**Exercise brief**
Provide only the number of lines in the records below that include "JSON".

Source records:
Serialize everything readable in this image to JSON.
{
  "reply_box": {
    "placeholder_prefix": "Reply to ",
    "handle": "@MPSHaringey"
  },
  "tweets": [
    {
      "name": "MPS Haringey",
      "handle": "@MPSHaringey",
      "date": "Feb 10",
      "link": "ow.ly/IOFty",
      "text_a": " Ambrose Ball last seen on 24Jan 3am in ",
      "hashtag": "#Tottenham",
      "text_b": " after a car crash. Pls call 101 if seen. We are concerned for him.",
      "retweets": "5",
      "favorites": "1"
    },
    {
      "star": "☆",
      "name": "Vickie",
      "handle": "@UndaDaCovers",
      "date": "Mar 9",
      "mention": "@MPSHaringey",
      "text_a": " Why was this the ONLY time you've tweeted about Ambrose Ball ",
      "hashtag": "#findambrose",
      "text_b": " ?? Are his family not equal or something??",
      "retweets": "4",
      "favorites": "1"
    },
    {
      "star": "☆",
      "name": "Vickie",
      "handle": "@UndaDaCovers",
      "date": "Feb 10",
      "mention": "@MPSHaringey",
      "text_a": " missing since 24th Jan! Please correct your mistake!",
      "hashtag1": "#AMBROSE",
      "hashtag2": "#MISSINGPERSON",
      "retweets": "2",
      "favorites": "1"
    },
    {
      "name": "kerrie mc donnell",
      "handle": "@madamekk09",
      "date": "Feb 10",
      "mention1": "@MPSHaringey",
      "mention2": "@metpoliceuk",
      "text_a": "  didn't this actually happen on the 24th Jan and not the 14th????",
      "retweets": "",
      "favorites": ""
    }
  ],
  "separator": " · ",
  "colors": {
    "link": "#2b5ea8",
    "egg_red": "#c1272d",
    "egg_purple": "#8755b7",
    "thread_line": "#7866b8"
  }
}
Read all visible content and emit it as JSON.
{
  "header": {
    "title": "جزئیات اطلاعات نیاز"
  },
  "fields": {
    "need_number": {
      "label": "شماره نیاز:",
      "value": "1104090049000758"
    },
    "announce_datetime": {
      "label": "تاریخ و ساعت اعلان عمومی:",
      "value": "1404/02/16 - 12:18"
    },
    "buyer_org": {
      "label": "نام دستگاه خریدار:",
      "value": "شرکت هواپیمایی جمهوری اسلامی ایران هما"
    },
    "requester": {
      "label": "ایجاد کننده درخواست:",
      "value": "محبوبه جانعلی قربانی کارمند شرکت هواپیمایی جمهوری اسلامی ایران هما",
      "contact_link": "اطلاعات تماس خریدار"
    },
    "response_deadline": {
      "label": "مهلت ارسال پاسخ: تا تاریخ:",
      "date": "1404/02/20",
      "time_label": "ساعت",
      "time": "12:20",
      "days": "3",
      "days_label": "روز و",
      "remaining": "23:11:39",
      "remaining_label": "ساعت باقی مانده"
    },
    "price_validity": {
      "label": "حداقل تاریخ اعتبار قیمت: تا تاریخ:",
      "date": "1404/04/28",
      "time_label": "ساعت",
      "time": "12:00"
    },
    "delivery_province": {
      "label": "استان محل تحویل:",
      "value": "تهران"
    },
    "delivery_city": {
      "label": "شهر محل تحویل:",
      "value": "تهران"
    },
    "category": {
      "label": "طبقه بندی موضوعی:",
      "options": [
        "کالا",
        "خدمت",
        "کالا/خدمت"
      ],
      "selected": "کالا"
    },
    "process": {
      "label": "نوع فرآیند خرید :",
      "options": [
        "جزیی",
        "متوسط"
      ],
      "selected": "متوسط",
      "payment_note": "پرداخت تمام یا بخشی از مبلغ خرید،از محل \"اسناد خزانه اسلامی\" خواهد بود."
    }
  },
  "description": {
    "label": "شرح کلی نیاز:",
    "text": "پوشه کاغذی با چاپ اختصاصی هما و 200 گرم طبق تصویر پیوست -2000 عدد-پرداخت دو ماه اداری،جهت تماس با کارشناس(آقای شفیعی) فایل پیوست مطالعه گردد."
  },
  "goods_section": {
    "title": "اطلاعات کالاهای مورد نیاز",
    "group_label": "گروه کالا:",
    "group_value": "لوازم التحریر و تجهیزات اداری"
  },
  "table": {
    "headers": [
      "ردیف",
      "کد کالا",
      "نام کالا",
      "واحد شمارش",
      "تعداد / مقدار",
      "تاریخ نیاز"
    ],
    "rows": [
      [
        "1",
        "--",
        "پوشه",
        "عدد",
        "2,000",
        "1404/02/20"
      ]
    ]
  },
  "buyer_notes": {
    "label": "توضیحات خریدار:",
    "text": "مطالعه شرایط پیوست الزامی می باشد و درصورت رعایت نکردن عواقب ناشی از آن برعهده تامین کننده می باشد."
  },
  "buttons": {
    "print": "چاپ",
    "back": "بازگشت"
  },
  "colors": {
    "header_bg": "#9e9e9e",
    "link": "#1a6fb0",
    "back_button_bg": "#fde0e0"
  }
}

**Exercise response**
2